===== Records to use =====
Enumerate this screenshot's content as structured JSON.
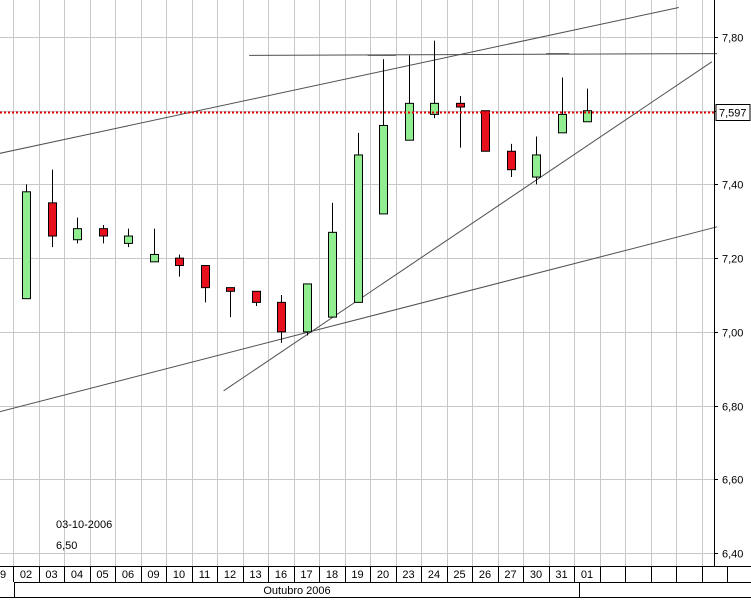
{
  "chart_data": {
    "type": "candlestick",
    "month_label": "Outubro 2006",
    "first_tick_partial": "9",
    "categories": [
      "02",
      "03",
      "04",
      "05",
      "06",
      "09",
      "10",
      "11",
      "12",
      "13",
      "16",
      "17",
      "18",
      "19",
      "20",
      "23",
      "24",
      "25",
      "26",
      "27",
      "30",
      "31",
      "01"
    ],
    "candles": [
      {
        "date": "02",
        "open": 7.09,
        "high": 7.4,
        "low": 7.09,
        "close": 7.38
      },
      {
        "date": "03",
        "open": 7.35,
        "high": 7.44,
        "low": 7.23,
        "close": 7.26
      },
      {
        "date": "04",
        "open": 7.25,
        "high": 7.31,
        "low": 7.24,
        "close": 7.28
      },
      {
        "date": "05",
        "open": 7.28,
        "high": 7.29,
        "low": 7.24,
        "close": 7.26
      },
      {
        "date": "06",
        "open": 7.24,
        "high": 7.28,
        "low": 7.23,
        "close": 7.26
      },
      {
        "date": "09",
        "open": 7.19,
        "high": 7.28,
        "low": 7.19,
        "close": 7.21
      },
      {
        "date": "10",
        "open": 7.2,
        "high": 7.21,
        "low": 7.15,
        "close": 7.18
      },
      {
        "date": "11",
        "open": 7.18,
        "high": 7.18,
        "low": 7.08,
        "close": 7.12
      },
      {
        "date": "12",
        "open": 7.12,
        "high": 7.12,
        "low": 7.04,
        "close": 7.11
      },
      {
        "date": "13",
        "open": 7.11,
        "high": 7.11,
        "low": 7.07,
        "close": 7.08
      },
      {
        "date": "16",
        "open": 7.08,
        "high": 7.1,
        "low": 6.97,
        "close": 7.0
      },
      {
        "date": "17",
        "open": 7.0,
        "high": 7.13,
        "low": 6.99,
        "close": 7.13
      },
      {
        "date": "18",
        "open": 7.04,
        "high": 7.35,
        "low": 7.04,
        "close": 7.27
      },
      {
        "date": "19",
        "open": 7.08,
        "high": 7.54,
        "low": 7.08,
        "close": 7.48
      },
      {
        "date": "20",
        "open": 7.32,
        "high": 7.74,
        "low": 7.32,
        "close": 7.56
      },
      {
        "date": "23",
        "open": 7.52,
        "high": 7.75,
        "low": 7.52,
        "close": 7.62
      },
      {
        "date": "24",
        "open": 7.59,
        "high": 7.79,
        "low": 7.58,
        "close": 7.62
      },
      {
        "date": "25",
        "open": 7.62,
        "high": 7.64,
        "low": 7.5,
        "close": 7.61
      },
      {
        "date": "26",
        "open": 7.6,
        "high": 7.6,
        "low": 7.49,
        "close": 7.49
      },
      {
        "date": "27",
        "open": 7.49,
        "high": 7.51,
        "low": 7.42,
        "close": 7.44
      },
      {
        "date": "30",
        "open": 7.42,
        "high": 7.53,
        "low": 7.4,
        "close": 7.48
      },
      {
        "date": "31",
        "open": 7.54,
        "high": 7.69,
        "low": 7.54,
        "close": 7.59
      },
      {
        "date": "01",
        "open": 7.57,
        "high": 7.66,
        "low": 7.57,
        "close": 7.6
      }
    ],
    "y_ticks": [
      "6,40",
      "6,60",
      "6,80",
      "7,00",
      "7,20",
      "7,40",
      "7,60",
      "7,80"
    ],
    "ylim": [
      6.35,
      7.86
    ],
    "last_price": 7.597,
    "last_price_label": "7,597",
    "colors": {
      "up": "#90ee90",
      "down": "#e8101c",
      "last_price_line": "#e00000",
      "grid": "#c8c8c8",
      "trendline": "#505050"
    },
    "grid": true
  },
  "info": {
    "date": "03-10-2006",
    "value": "6,50"
  }
}
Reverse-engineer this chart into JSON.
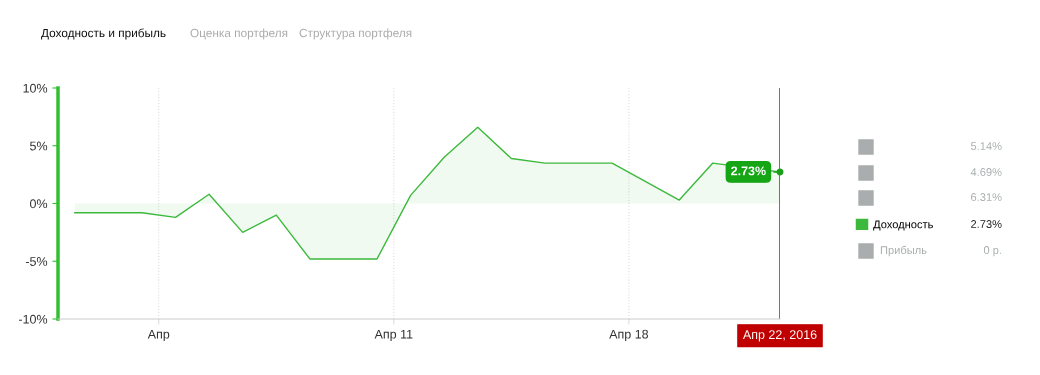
{
  "chart_data": {
    "type": "area",
    "title": "Доходность и прибыль",
    "x": [
      "2016-04-01T12:00",
      "2016-04-02T12:00",
      "2016-04-03T12:00",
      "2016-04-04T12:00",
      "2016-04-05T12:00",
      "2016-04-06T12:00",
      "2016-04-07T12:00",
      "2016-04-08T12:00",
      "2016-04-09T12:00",
      "2016-04-10T12:00",
      "2016-04-11T12:00",
      "2016-04-12T12:00",
      "2016-04-13T12:00",
      "2016-04-14T12:00",
      "2016-04-15T12:00",
      "2016-04-16T12:00",
      "2016-04-17T12:00",
      "2016-04-19T12:00",
      "2016-04-20T12:00",
      "2016-04-22T12:00"
    ],
    "series": [
      {
        "name": "Доходность",
        "color": "#3cb93c",
        "values": [
          -0.8,
          -0.8,
          -0.8,
          -1.2,
          0.8,
          -2.5,
          -1.0,
          -4.8,
          -4.8,
          -4.8,
          0.7,
          4.0,
          6.6,
          3.9,
          3.5,
          3.5,
          3.5,
          0.3,
          3.5,
          2.73
        ]
      }
    ],
    "xlim": [
      "2016-04-01",
      "2016-04-22T12:00"
    ],
    "xticks": [
      {
        "value": "2016-04-04",
        "label": "Апр"
      },
      {
        "value": "2016-04-11",
        "label": "Апр 11"
      },
      {
        "value": "2016-04-18",
        "label": "Апр 18"
      }
    ],
    "ylim": [
      -10,
      10
    ],
    "yticks": [
      {
        "value": -10,
        "label": "-10%"
      },
      {
        "value": -5,
        "label": "-5%"
      },
      {
        "value": 0,
        "label": "0%"
      },
      {
        "value": 5,
        "label": "5%"
      },
      {
        "value": 10,
        "label": "10%"
      }
    ],
    "grid": "x",
    "legend": "right",
    "marker": "none",
    "line_style": "solid",
    "ref_lines": [
      {
        "axis": "x",
        "value": "2016-04-22T12:00",
        "label": "Апр 22, 2016",
        "color": "#c00000"
      }
    ],
    "annotations": [
      "Оценка портфеля",
      "Структура портфеля",
      "5.14%",
      "4.69%",
      "6.31%",
      "Прибыль",
      "0 р.",
      "2.73%",
      {
        "text": "2.73%",
        "x": "2016-04-22T12:00",
        "y": 2.73
      }
    ]
  }
}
=====
Goal of the exercise = Pictures stay out of the copy; please restate every record above exactly.

The solution =
Enumerate this screenshot's content as structured JSON.
{
  "chart_data": {
    "type": "candlestick",
    "month_label": "Outubro 2006",
    "first_tick_partial": "9",
    "categories": [
      "02",
      "03",
      "04",
      "05",
      "06",
      "09",
      "10",
      "11",
      "12",
      "13",
      "16",
      "17",
      "18",
      "19",
      "20",
      "23",
      "24",
      "25",
      "26",
      "27",
      "30",
      "31",
      "01"
    ],
    "candles": [
      {
        "date": "02",
        "open": 7.09,
        "high": 7.4,
        "low": 7.09,
        "close": 7.38
      },
      {
        "date": "03",
        "open": 7.35,
        "high": 7.44,
        "low": 7.23,
        "close": 7.26
      },
      {
        "date": "04",
        "open": 7.25,
        "high": 7.31,
        "low": 7.24,
        "close": 7.28
      },
      {
        "date": "05",
        "open": 7.28,
        "high": 7.29,
        "low": 7.24,
        "close": 7.26
      },
      {
        "date": "06",
        "open": 7.24,
        "high": 7.28,
        "low": 7.23,
        "close": 7.26
      },
      {
        "date": "09",
        "open": 7.19,
        "high": 7.28,
        "low": 7.19,
        "close": 7.21
      },
      {
        "date": "10",
        "open": 7.2,
        "high": 7.21,
        "low": 7.15,
        "close": 7.18
      },
      {
        "date": "11",
        "open": 7.18,
        "high": 7.18,
        "low": 7.08,
        "close": 7.12
      },
      {
        "date": "12",
        "open": 7.12,
        "high": 7.12,
        "low": 7.04,
        "close": 7.11
      },
      {
        "date": "13",
        "open": 7.11,
        "high": 7.11,
        "low": 7.07,
        "close": 7.08
      },
      {
        "date": "16",
        "open": 7.08,
        "high": 7.1,
        "low": 6.97,
        "close": 7.0
      },
      {
        "date": "17",
        "open": 7.0,
        "high": 7.13,
        "low": 6.99,
        "close": 7.13
      },
      {
        "date": "18",
        "open": 7.04,
        "high": 7.35,
        "low": 7.04,
        "close": 7.27
      },
      {
        "date": "19",
        "open": 7.08,
        "high": 7.54,
        "low": 7.08,
        "close": 7.48
      },
      {
        "date": "20",
        "open": 7.32,
        "high": 7.74,
        "low": 7.32,
        "close": 7.56
      },
      {
        "date": "23",
        "open": 7.52,
        "high": 7.75,
        "low": 7.52,
        "close": 7.62
      },
      {
        "date": "24",
        "open": 7.59,
        "high": 7.79,
        "low": 7.58,
        "close": 7.62
      },
      {
        "date": "25",
        "open": 7.62,
        "high": 7.64,
        "low": 7.5,
        "close": 7.61
      },
      {
        "date": "26",
        "open": 7.6,
        "high": 7.6,
        "low": 7.49,
        "close": 7.49
      },
      {
        "date": "27",
        "open": 7.49,
        "high": 7.51,
        "low": 7.42,
        "close": 7.44
      },
      {
        "date": "30",
        "open": 7.42,
        "high": 7.53,
        "low": 7.4,
        "close": 7.48
      },
      {
        "date": "31",
        "open": 7.54,
        "high": 7.69,
        "low": 7.54,
        "close": 7.59
      },
      {
        "date": "01",
        "open": 7.57,
        "high": 7.66,
        "low": 7.57,
        "close": 7.6
      }
    ],
    "y_ticks": [
      "6,40",
      "6,60",
      "6,80",
      "7,00",
      "7,20",
      "7,40",
      "7,60",
      "7,80"
    ],
    "ylim": [
      6.35,
      7.86
    ],
    "last_price": 7.597,
    "last_price_label": "7,597",
    "colors": {
      "up": "#90ee90",
      "down": "#e8101c",
      "last_price_line": "#e00000",
      "grid": "#c8c8c8",
      "trendline": "#505050"
    },
    "grid": true
  },
  "info": {
    "date": "03-10-2006",
    "value": "6,50"
  }
}
Reverse-engineer this chart into JSON.
{
  "chart_data": {
    "type": "area",
    "title": "Доходность и прибыль",
    "x": [
      "2016-04-01T12:00",
      "2016-04-02T12:00",
      "2016-04-03T12:00",
      "2016-04-04T12:00",
      "2016-04-05T12:00",
      "2016-04-06T12:00",
      "2016-04-07T12:00",
      "2016-04-08T12:00",
      "2016-04-09T12:00",
      "2016-04-10T12:00",
      "2016-04-11T12:00",
      "2016-04-12T12:00",
      "2016-04-13T12:00",
      "2016-04-14T12:00",
      "2016-04-15T12:00",
      "2016-04-16T12:00",
      "2016-04-17T12:00",
      "2016-04-19T12:00",
      "2016-04-20T12:00",
      "2016-04-22T12:00"
    ],
    "series": [
      {
        "name": "Доходность",
        "color": "#3cb93c",
        "values": [
          -0.8,
          -0.8,
          -0.8,
          -1.2,
          0.8,
          -2.5,
          -1.0,
          -4.8,
          -4.8,
          -4.8,
          0.7,
          4.0,
          6.6,
          3.9,
          3.5,
          3.5,
          3.5,
          0.3,
          3.5,
          2.73
        ]
      }
    ],
    "xlim": [
      "2016-04-01",
      "2016-04-22T12:00"
    ],
    "xticks": [
      {
        "value": "2016-04-04",
        "label": "Апр"
      },
      {
        "value": "2016-04-11",
        "label": "Апр 11"
      },
      {
        "value": "2016-04-18",
        "label": "Апр 18"
      }
    ],
    "ylim": [
      -10,
      10
    ],
    "yticks": [
      {
        "value": -10,
        "label": "-10%"
      },
      {
        "value": -5,
        "label": "-5%"
      },
      {
        "value": 0,
        "label": "0%"
      },
      {
        "value": 5,
        "label": "5%"
      },
      {
        "value": 10,
        "label": "10%"
      }
    ],
    "grid": "x",
    "legend": "right",
    "marker": "none",
    "line_style": "solid",
    "ref_lines": [
      {
        "axis": "x",
        "value": "2016-04-22T12:00",
        "label": "Апр 22, 2016",
        "color": "#c00000"
      }
    ],
    "annotations": [
      "Оценка портфеля",
      "Структура портфеля",
      "5.14%",
      "4.69%",
      "6.31%",
      "Прибыль",
      "0 р.",
      "2.73%",
      {
        "text": "2.73%",
        "x": "2016-04-22T12:00",
        "y": 2.73
      }
    ]
  }
}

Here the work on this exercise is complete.